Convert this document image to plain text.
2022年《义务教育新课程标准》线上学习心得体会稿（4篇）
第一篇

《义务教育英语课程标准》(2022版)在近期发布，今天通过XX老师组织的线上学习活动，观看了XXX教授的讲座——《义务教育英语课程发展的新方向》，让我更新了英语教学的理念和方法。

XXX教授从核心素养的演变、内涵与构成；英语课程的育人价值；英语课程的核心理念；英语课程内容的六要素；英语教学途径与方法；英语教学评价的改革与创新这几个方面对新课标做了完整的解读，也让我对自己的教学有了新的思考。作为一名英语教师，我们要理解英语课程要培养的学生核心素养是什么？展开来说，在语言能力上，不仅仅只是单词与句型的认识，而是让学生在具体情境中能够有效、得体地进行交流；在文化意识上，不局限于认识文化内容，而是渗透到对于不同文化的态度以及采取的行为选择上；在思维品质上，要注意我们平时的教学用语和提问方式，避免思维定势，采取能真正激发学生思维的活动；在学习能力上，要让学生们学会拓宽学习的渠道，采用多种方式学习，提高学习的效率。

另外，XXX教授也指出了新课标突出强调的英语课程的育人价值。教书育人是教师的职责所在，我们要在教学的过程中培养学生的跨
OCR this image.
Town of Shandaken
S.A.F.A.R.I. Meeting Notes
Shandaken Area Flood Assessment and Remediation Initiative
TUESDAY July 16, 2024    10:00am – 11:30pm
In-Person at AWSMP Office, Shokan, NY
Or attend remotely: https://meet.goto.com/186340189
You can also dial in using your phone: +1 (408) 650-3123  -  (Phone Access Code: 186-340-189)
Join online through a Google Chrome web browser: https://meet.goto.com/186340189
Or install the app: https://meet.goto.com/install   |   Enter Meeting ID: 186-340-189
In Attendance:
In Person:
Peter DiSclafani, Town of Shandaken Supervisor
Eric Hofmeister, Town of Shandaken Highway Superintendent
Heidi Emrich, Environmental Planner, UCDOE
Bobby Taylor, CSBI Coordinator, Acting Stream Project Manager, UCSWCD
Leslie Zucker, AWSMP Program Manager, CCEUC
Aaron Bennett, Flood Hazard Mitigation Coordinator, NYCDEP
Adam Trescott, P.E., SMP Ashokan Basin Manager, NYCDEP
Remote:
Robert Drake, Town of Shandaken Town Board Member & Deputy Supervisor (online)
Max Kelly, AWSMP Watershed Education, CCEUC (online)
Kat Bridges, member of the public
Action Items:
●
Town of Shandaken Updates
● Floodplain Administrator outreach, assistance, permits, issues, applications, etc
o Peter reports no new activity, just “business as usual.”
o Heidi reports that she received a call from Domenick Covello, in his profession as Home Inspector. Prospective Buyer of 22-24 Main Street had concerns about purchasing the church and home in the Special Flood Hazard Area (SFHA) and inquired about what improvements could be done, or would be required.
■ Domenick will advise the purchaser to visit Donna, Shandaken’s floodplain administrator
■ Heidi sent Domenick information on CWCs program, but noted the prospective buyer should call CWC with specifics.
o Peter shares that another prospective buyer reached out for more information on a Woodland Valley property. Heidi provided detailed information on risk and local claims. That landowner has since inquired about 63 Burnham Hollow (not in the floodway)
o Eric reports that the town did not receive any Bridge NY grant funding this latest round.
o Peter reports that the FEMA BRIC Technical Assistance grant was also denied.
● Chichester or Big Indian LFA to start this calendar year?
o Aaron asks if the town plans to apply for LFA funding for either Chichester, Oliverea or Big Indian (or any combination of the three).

------------------------

Tally up the lines in the preceding listing that contain the string "this". Respond with the number and nothing else.

Written reply:
4